## Goal
Search the data for the word "буря" and copy every line that contains it.

## Recorded data
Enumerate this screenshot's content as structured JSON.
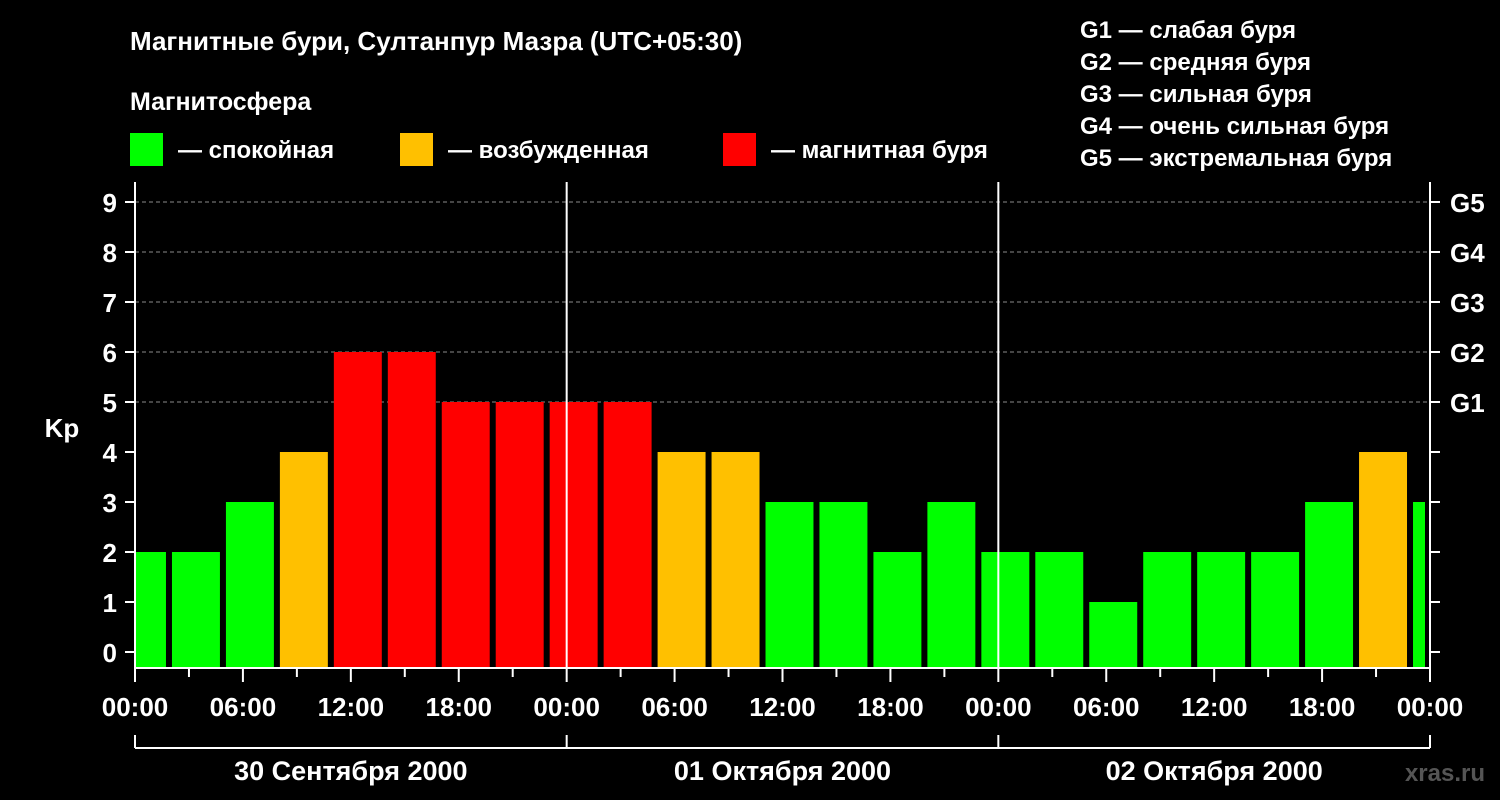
{
  "chart_data": {
    "type": "bar",
    "title": "Магнитные бури, Султанпур Мазра (UTC+05:30)",
    "legend_title": "Магнитосфера",
    "legend": [
      {
        "label": "— спокойная",
        "color": "#00ff00"
      },
      {
        "label": "— возбужденная",
        "color": "#ffc000"
      },
      {
        "label": "— магнитная буря",
        "color": "#ff0000"
      }
    ],
    "storm_scale": [
      "G1 — слабая буря",
      "G2 — средняя буря",
      "G3 — сильная буря",
      "G4 — очень сильная буря",
      "G5 — экстремальная буря"
    ],
    "ylabel": "Kp",
    "ylim": [
      0,
      9
    ],
    "y_ticks": [
      "0",
      "1",
      "2",
      "3",
      "4",
      "5",
      "6",
      "7",
      "8",
      "9"
    ],
    "right_ticks": [
      {
        "label": "G1",
        "value": 5
      },
      {
        "label": "G2",
        "value": 6
      },
      {
        "label": "G3",
        "value": 7
      },
      {
        "label": "G4",
        "value": 8
      },
      {
        "label": "G5",
        "value": 9
      }
    ],
    "grid": "dashed horizontal at Kp 5–9",
    "x_tick_labels": [
      "00:00",
      "06:00",
      "12:00",
      "18:00",
      "00:00",
      "06:00",
      "12:00",
      "18:00",
      "00:00",
      "06:00",
      "12:00",
      "18:00",
      "00:00"
    ],
    "x_range_hours": [
      0,
      72
    ],
    "day_separators_hours": [
      24,
      48
    ],
    "days": [
      "30 Сентября 2000",
      "01 Октября 2000",
      "02 Октября 2000"
    ],
    "bars": [
      {
        "start": 0,
        "end": 2,
        "value": 2,
        "color": "#00ff00"
      },
      {
        "start": 2,
        "end": 5,
        "value": 2,
        "color": "#00ff00"
      },
      {
        "start": 5,
        "end": 8,
        "value": 3,
        "color": "#00ff00"
      },
      {
        "start": 8,
        "end": 11,
        "value": 4,
        "color": "#ffc000"
      },
      {
        "start": 11,
        "end": 14,
        "value": 6,
        "color": "#ff0000"
      },
      {
        "start": 14,
        "end": 17,
        "value": 6,
        "color": "#ff0000"
      },
      {
        "start": 17,
        "end": 20,
        "value": 5,
        "color": "#ff0000"
      },
      {
        "start": 20,
        "end": 23,
        "value": 5,
        "color": "#ff0000"
      },
      {
        "start": 23,
        "end": 26,
        "value": 5,
        "color": "#ff0000"
      },
      {
        "start": 26,
        "end": 29,
        "value": 5,
        "color": "#ff0000"
      },
      {
        "start": 29,
        "end": 32,
        "value": 4,
        "color": "#ffc000"
      },
      {
        "start": 32,
        "end": 35,
        "value": 4,
        "color": "#ffc000"
      },
      {
        "start": 35,
        "end": 38,
        "value": 3,
        "color": "#00ff00"
      },
      {
        "start": 38,
        "end": 41,
        "value": 3,
        "color": "#00ff00"
      },
      {
        "start": 41,
        "end": 44,
        "value": 2,
        "color": "#00ff00"
      },
      {
        "start": 44,
        "end": 47,
        "value": 3,
        "color": "#00ff00"
      },
      {
        "start": 47,
        "end": 50,
        "value": 2,
        "color": "#00ff00"
      },
      {
        "start": 50,
        "end": 53,
        "value": 2,
        "color": "#00ff00"
      },
      {
        "start": 53,
        "end": 56,
        "value": 1,
        "color": "#00ff00"
      },
      {
        "start": 56,
        "end": 59,
        "value": 2,
        "color": "#00ff00"
      },
      {
        "start": 59,
        "end": 62,
        "value": 2,
        "color": "#00ff00"
      },
      {
        "start": 62,
        "end": 65,
        "value": 2,
        "color": "#00ff00"
      },
      {
        "start": 65,
        "end": 68,
        "value": 3,
        "color": "#00ff00"
      },
      {
        "start": 68,
        "end": 71,
        "value": 4,
        "color": "#ffc000"
      },
      {
        "start": 71,
        "end": 72,
        "value": 3,
        "color": "#00ff00"
      }
    ]
  },
  "watermark": "xras.ru"
}
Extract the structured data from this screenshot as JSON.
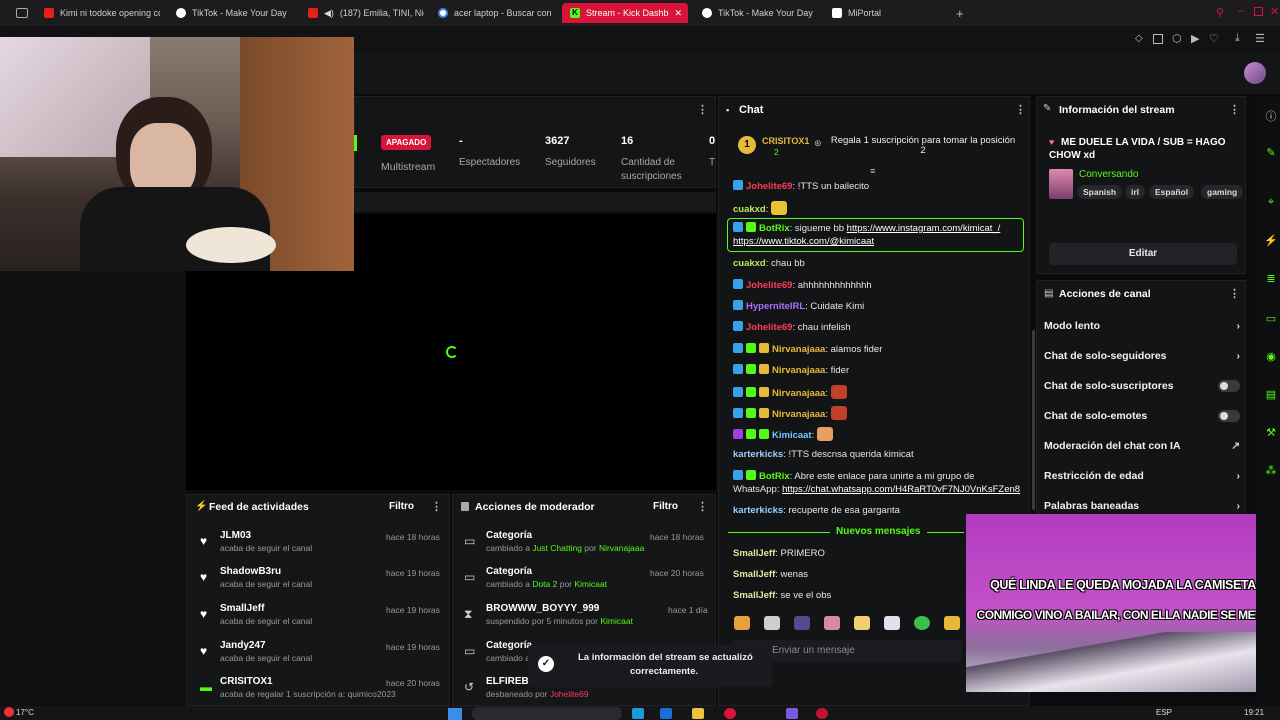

## Output of the exercise
        "label": "— магнитная буря",
      "G1 — слабая буря",
      "G2 — средняя буря",
      "G3 — сильная буря",
      "G4 — очень сильная буря",
      "G5 — экстремальная буря"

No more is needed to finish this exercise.